SHORT TASK:
Every line below that mentions the word "dicembre" should be copied out.

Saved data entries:
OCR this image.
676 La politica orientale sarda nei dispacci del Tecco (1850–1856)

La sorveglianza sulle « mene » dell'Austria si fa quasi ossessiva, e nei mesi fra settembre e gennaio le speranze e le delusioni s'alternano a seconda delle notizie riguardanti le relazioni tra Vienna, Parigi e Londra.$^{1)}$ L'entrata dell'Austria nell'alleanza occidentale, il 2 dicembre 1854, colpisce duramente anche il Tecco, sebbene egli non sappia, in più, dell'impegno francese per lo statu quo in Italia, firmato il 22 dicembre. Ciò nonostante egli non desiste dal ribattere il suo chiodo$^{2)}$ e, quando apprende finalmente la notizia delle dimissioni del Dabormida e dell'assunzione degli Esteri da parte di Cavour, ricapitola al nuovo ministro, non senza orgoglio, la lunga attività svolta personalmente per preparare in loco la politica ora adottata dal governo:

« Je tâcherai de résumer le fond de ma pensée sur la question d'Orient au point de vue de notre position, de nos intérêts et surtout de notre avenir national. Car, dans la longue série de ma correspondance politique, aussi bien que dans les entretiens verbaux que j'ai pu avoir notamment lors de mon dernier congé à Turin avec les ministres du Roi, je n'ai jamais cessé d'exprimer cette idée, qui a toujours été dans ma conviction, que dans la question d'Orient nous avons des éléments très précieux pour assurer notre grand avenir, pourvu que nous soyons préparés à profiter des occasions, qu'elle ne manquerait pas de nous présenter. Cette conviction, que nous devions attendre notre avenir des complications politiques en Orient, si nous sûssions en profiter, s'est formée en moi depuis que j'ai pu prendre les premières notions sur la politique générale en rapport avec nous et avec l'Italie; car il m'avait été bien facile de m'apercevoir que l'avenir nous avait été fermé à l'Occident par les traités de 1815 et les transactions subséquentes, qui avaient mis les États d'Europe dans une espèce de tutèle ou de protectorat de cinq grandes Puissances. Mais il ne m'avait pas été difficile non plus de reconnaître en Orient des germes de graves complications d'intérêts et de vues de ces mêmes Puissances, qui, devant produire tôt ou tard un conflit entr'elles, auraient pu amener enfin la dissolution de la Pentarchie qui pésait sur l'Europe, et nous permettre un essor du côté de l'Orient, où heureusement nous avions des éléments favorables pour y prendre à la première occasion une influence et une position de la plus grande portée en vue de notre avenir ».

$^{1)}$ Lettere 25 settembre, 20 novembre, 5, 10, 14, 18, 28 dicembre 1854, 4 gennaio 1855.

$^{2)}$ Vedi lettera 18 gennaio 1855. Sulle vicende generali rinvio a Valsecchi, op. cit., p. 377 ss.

REPLY:
La sorveglianza sulle « mene » dell'Austria si fa quasi ossessiva, e nei mesi fra settembre e gennaio le speranze e le delusioni s'alternano a seconda delle notizie riguardanti le relazioni tra Vienna, Parigi e Londra.$^{1)}$ L'entrata dell'Austria nell'alleanza occidentale, il 2 dicembre 1854, colpisce duramente anche il Tecco, sebbene egli non sappia, in più, dell'impegno francese per lo statu quo in Italia, firmato il 22 dicembre. Ciò nonostante egli non desiste dal ribattere il suo chiodo$^{2)}$ e, quando apprende finalmente la notizia delle dimissioni del Dabormida e dell'assunzione degli Esteri da parte di Cavour, ricapitola al nuovo ministro, non senza orgoglio, la lunga attività svolta personalmente per preparare in loco la politica ora adottata dal governo:
$^{1)}$ Lettere 25 settembre, 20 novembre, 5, 10, 14, 18, 28 dicembre 1854, 4 gennaio 1855.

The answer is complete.